[Dataset listings of figures]
## Begin

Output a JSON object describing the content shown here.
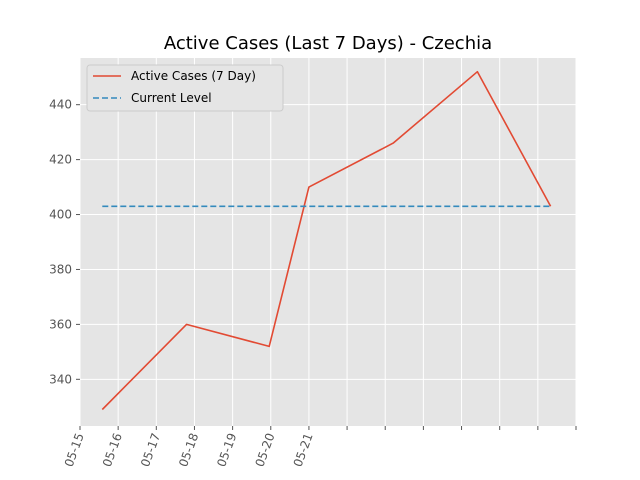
{
  "chart_data": {
    "type": "line",
    "title": "Active Cases (Last 7 Days) - Czechia",
    "xlabel": "",
    "ylabel": "",
    "x_tick_labels": [
      "05-15",
      "05-16",
      "05-17",
      "05-18",
      "05-19",
      "05-20",
      "05-21"
    ],
    "ylim": [
      323,
      457
    ],
    "y_ticks": [
      340,
      360,
      380,
      400,
      420,
      440
    ],
    "grid": true,
    "legend_position": "upper-left",
    "series": [
      {
        "name": "Active Cases (7 Day)",
        "style": "solid",
        "color": "#E24A33",
        "points": [
          {
            "x": "2020-05-15 14:00",
            "y": 329
          },
          {
            "x": "2020-05-17 19:00",
            "y": 360
          },
          {
            "x": "2020-05-19 23:00",
            "y": 352
          },
          {
            "x": "2020-05-21 00:00",
            "y": 410
          },
          {
            "x": "2020-05-23 05:00",
            "y": 426
          },
          {
            "x": "2020-05-25 10:00",
            "y": 452
          },
          {
            "x": "2020-05-27 08:00",
            "y": 403
          }
        ]
      },
      {
        "name": "Current Level",
        "style": "dashed",
        "color": "#348ABD",
        "points": [
          {
            "x": "2020-05-15 14:00",
            "y": 403
          },
          {
            "x": "2020-05-27 08:00",
            "y": 403
          }
        ]
      }
    ]
  }
}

## End

▶ _WHAT THIS TASK INVOLVES_: Using the listing above, pull out all lines that hold the word "name".

▶ _SOLUTION TO THIS PROBLEM_:
        "name": "Active Cases (7 Day)",
        "name": "Current Level",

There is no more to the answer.